Dataset listings of figures
§ §

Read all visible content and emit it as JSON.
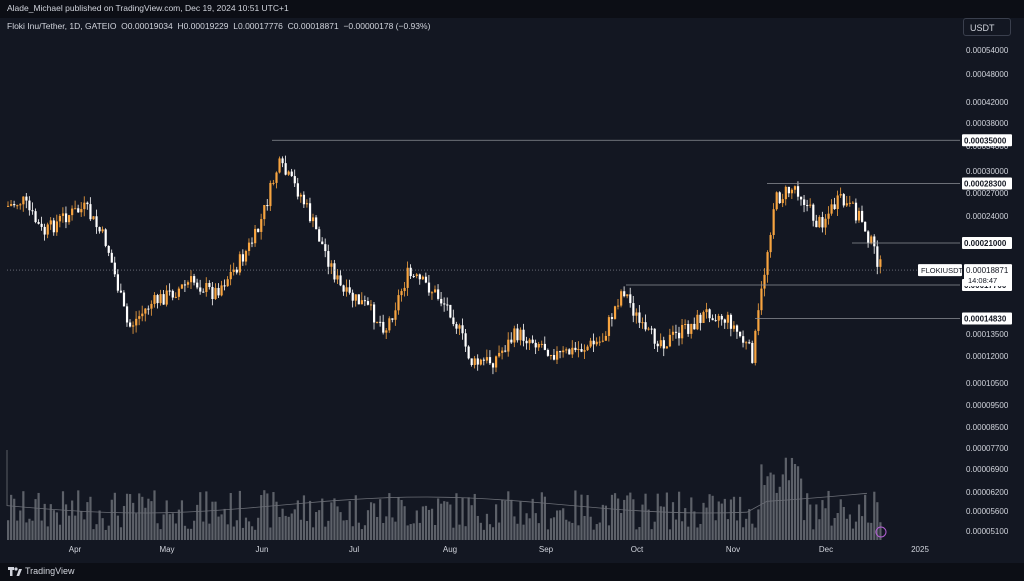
{
  "header": {
    "published": "Alade_Michael published on TradingView.com, Dec 19, 2024 10:51 UTC+1"
  },
  "legend": {
    "symbol": "Floki Inu/Tether, 1D, GATEIO",
    "o_label": "O",
    "o": "0.00019034",
    "h_label": "H",
    "h": "0.00019229",
    "l_label": "L",
    "l": "0.00017776",
    "c_label": "C",
    "c": "0.00018871",
    "change": "−0.00000178 (−0.93%)"
  },
  "unit_button": "USDT",
  "brand": "TradingView",
  "colors": {
    "background": "#131722",
    "up": "#f7a440",
    "down": "#ffffff",
    "volume": "#6b6e76",
    "level_line": "#8c8f96",
    "text": "#d1d4dc"
  },
  "chart_data": {
    "type": "candlestick",
    "symbol": "FLOKIUSDT",
    "timeframe": "1D",
    "exchange": "GATEIO",
    "y_axis_labels": [
      "0.00054000",
      "0.00048000",
      "0.00042000",
      "0.00038000",
      "0.00034000",
      "0.00030000",
      "0.00027000",
      "0.00024000",
      "0.00021000",
      "0.00017700",
      "0.00013500",
      "0.00012000",
      "0.00010500",
      "0.00009500",
      "0.00008500",
      "0.00007700",
      "0.00006900",
      "0.00006200",
      "0.00005600",
      "0.00005100"
    ],
    "x_axis_labels": [
      "Apr",
      "May",
      "Jun",
      "Jul",
      "Aug",
      "Sep",
      "Oct",
      "Nov",
      "Dec",
      "2025"
    ],
    "levels": [
      {
        "value": "0.00035000",
        "label": "0.00035000"
      },
      {
        "value": "0.00028300",
        "label": "0.00028300"
      },
      {
        "value": "0.00021000",
        "label": "0.00021000"
      },
      {
        "value": "0.00017700",
        "label": "0.00017700"
      },
      {
        "value": "0.00014830",
        "label": "0.00014830"
      }
    ],
    "last_price": {
      "symbol": "FLOKIUSDT",
      "value": "0.00018871",
      "countdown": "14:08:47"
    },
    "approx_closes": [
      {
        "date": "Mar 7",
        "close": 0.00025
      },
      {
        "date": "Mar 14",
        "close": 0.00026
      },
      {
        "date": "Mar 21",
        "close": 0.00022
      },
      {
        "date": "Mar 28",
        "close": 0.00024
      },
      {
        "date": "Apr 4",
        "close": 0.00025
      },
      {
        "date": "Apr 11",
        "close": 0.00021
      },
      {
        "date": "Apr 18",
        "close": 0.00014
      },
      {
        "date": "Apr 25",
        "close": 0.00016
      },
      {
        "date": "May 2",
        "close": 0.00017
      },
      {
        "date": "May 9",
        "close": 0.00018
      },
      {
        "date": "May 16",
        "close": 0.00017
      },
      {
        "date": "May 23",
        "close": 0.00019
      },
      {
        "date": "May 30",
        "close": 0.00022
      },
      {
        "date": "Jun 6",
        "close": 0.00031
      },
      {
        "date": "Jun 13",
        "close": 0.00027
      },
      {
        "date": "Jun 20",
        "close": 0.00021
      },
      {
        "date": "Jun 27",
        "close": 0.00017
      },
      {
        "date": "Jul 4",
        "close": 0.00016
      },
      {
        "date": "Jul 11",
        "close": 0.00014
      },
      {
        "date": "Jul 18",
        "close": 0.000185
      },
      {
        "date": "Jul 25",
        "close": 0.000175
      },
      {
        "date": "Aug 1",
        "close": 0.000155
      },
      {
        "date": "Aug 8",
        "close": 0.000115
      },
      {
        "date": "Aug 15",
        "close": 0.000118
      },
      {
        "date": "Aug 22",
        "close": 0.000135
      },
      {
        "date": "Aug 29",
        "close": 0.00013
      },
      {
        "date": "Sep 5",
        "close": 0.00012
      },
      {
        "date": "Sep 12",
        "close": 0.000125
      },
      {
        "date": "Sep 19",
        "close": 0.00013
      },
      {
        "date": "Sep 26",
        "close": 0.000175
      },
      {
        "date": "Oct 3",
        "close": 0.000135
      },
      {
        "date": "Oct 10",
        "close": 0.00013
      },
      {
        "date": "Oct 17",
        "close": 0.00014
      },
      {
        "date": "Oct 24",
        "close": 0.000155
      },
      {
        "date": "Oct 31",
        "close": 0.000145
      },
      {
        "date": "Nov 7",
        "close": 0.00012
      },
      {
        "date": "Nov 14",
        "close": 0.00026
      },
      {
        "date": "Nov 21",
        "close": 0.00028
      },
      {
        "date": "Nov 28",
        "close": 0.00023
      },
      {
        "date": "Dec 5",
        "close": 0.00026
      },
      {
        "date": "Dec 12",
        "close": 0.00024
      },
      {
        "date": "Dec 19",
        "close": 0.00018871
      }
    ]
  }
}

§ §

Skip the images and write out the rest of the listing exactly.

EXERCISE ANSWER =
Read all visible content and emit it as JSON.
{
  "header": {
    "published": "Alade_Michael published on TradingView.com, Dec 19, 2024 10:51 UTC+1"
  },
  "legend": {
    "symbol": "Floki Inu/Tether, 1D, GATEIO",
    "o_label": "O",
    "o": "0.00019034",
    "h_label": "H",
    "h": "0.00019229",
    "l_label": "L",
    "l": "0.00017776",
    "c_label": "C",
    "c": "0.00018871",
    "change": "−0.00000178 (−0.93%)"
  },
  "unit_button": "USDT",
  "brand": "TradingView",
  "colors": {
    "background": "#131722",
    "up": "#f7a440",
    "down": "#ffffff",
    "volume": "#6b6e76",
    "level_line": "#8c8f96",
    "text": "#d1d4dc"
  },
  "chart_data": {
    "type": "candlestick",
    "symbol": "FLOKIUSDT",
    "timeframe": "1D",
    "exchange": "GATEIO",
    "y_axis_labels": [
      "0.00054000",
      "0.00048000",
      "0.00042000",
      "0.00038000",
      "0.00034000",
      "0.00030000",
      "0.00027000",
      "0.00024000",
      "0.00021000",
      "0.00017700",
      "0.00013500",
      "0.00012000",
      "0.00010500",
      "0.00009500",
      "0.00008500",
      "0.00007700",
      "0.00006900",
      "0.00006200",
      "0.00005600",
      "0.00005100"
    ],
    "x_axis_labels": [
      "Apr",
      "May",
      "Jun",
      "Jul",
      "Aug",
      "Sep",
      "Oct",
      "Nov",
      "Dec",
      "2025"
    ],
    "levels": [
      {
        "value": "0.00035000",
        "label": "0.00035000"
      },
      {
        "value": "0.00028300",
        "label": "0.00028300"
      },
      {
        "value": "0.00021000",
        "label": "0.00021000"
      },
      {
        "value": "0.00017700",
        "label": "0.00017700"
      },
      {
        "value": "0.00014830",
        "label": "0.00014830"
      }
    ],
    "last_price": {
      "symbol": "FLOKIUSDT",
      "value": "0.00018871",
      "countdown": "14:08:47"
    },
    "approx_closes": [
      {
        "date": "Mar 7",
        "close": 0.00025
      },
      {
        "date": "Mar 14",
        "close": 0.00026
      },
      {
        "date": "Mar 21",
        "close": 0.00022
      },
      {
        "date": "Mar 28",
        "close": 0.00024
      },
      {
        "date": "Apr 4",
        "close": 0.00025
      },
      {
        "date": "Apr 11",
        "close": 0.00021
      },
      {
        "date": "Apr 18",
        "close": 0.00014
      },
      {
        "date": "Apr 25",
        "close": 0.00016
      },
      {
        "date": "May 2",
        "close": 0.00017
      },
      {
        "date": "May 9",
        "close": 0.00018
      },
      {
        "date": "May 16",
        "close": 0.00017
      },
      {
        "date": "May 23",
        "close": 0.00019
      },
      {
        "date": "May 30",
        "close": 0.00022
      },
      {
        "date": "Jun 6",
        "close": 0.00031
      },
      {
        "date": "Jun 13",
        "close": 0.00027
      },
      {
        "date": "Jun 20",
        "close": 0.00021
      },
      {
        "date": "Jun 27",
        "close": 0.00017
      },
      {
        "date": "Jul 4",
        "close": 0.00016
      },
      {
        "date": "Jul 11",
        "close": 0.00014
      },
      {
        "date": "Jul 18",
        "close": 0.000185
      },
      {
        "date": "Jul 25",
        "close": 0.000175
      },
      {
        "date": "Aug 1",
        "close": 0.000155
      },
      {
        "date": "Aug 8",
        "close": 0.000115
      },
      {
        "date": "Aug 15",
        "close": 0.000118
      },
      {
        "date": "Aug 22",
        "close": 0.000135
      },
      {
        "date": "Aug 29",
        "close": 0.00013
      },
      {
        "date": "Sep 5",
        "close": 0.00012
      },
      {
        "date": "Sep 12",
        "close": 0.000125
      },
      {
        "date": "Sep 19",
        "close": 0.00013
      },
      {
        "date": "Sep 26",
        "close": 0.000175
      },
      {
        "date": "Oct 3",
        "close": 0.000135
      },
      {
        "date": "Oct 10",
        "close": 0.00013
      },
      {
        "date": "Oct 17",
        "close": 0.00014
      },
      {
        "date": "Oct 24",
        "close": 0.000155
      },
      {
        "date": "Oct 31",
        "close": 0.000145
      },
      {
        "date": "Nov 7",
        "close": 0.00012
      },
      {
        "date": "Nov 14",
        "close": 0.00026
      },
      {
        "date": "Nov 21",
        "close": 0.00028
      },
      {
        "date": "Nov 28",
        "close": 0.00023
      },
      {
        "date": "Dec 5",
        "close": 0.00026
      },
      {
        "date": "Dec 12",
        "close": 0.00024
      },
      {
        "date": "Dec 19",
        "close": 0.00018871
      }
    ]
  }
}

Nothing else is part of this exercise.